##### Stored records #####

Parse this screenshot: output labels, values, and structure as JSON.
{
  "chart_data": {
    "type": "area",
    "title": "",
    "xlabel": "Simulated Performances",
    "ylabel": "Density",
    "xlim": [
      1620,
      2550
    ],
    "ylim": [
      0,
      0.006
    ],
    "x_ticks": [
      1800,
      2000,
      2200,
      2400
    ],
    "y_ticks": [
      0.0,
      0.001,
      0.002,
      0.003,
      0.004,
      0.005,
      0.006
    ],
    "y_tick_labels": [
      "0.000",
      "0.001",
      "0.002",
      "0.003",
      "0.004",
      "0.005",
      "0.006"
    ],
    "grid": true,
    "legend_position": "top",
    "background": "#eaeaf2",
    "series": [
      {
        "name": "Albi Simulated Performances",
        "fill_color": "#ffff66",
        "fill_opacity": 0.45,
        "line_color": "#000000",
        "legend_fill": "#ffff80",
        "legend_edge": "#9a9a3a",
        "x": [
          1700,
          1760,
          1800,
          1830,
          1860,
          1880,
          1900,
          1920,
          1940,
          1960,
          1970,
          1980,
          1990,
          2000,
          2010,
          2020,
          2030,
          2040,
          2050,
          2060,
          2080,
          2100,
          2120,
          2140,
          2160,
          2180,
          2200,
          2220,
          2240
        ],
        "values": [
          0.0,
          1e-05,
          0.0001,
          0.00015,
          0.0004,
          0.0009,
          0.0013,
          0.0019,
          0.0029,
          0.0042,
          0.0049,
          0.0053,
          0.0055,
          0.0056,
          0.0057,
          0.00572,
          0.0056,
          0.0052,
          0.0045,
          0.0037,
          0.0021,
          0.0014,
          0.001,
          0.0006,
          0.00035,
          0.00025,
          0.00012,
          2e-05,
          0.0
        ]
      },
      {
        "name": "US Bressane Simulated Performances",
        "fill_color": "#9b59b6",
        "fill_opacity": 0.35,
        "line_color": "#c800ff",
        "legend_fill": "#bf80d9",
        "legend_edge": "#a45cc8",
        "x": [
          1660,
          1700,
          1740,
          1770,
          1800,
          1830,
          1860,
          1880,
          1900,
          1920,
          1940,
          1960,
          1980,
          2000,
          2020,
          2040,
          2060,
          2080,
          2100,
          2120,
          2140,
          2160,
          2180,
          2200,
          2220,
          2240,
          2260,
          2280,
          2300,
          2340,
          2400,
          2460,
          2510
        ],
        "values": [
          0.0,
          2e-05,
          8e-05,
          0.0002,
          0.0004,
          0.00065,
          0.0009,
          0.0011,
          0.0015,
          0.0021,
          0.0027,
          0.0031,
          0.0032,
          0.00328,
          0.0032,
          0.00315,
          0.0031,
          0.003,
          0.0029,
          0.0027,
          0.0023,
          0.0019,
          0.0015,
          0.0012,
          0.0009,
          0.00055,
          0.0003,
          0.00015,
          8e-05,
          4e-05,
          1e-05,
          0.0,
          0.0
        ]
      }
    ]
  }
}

#####

#### What you should do:
From the records, copy every line that has the string "Simulated" in it.

#### Answer:
    "xlabel": "Simulated Performances",
        "name": "Albi Simulated Performances",
        "name": "US Bressane Simulated Performances",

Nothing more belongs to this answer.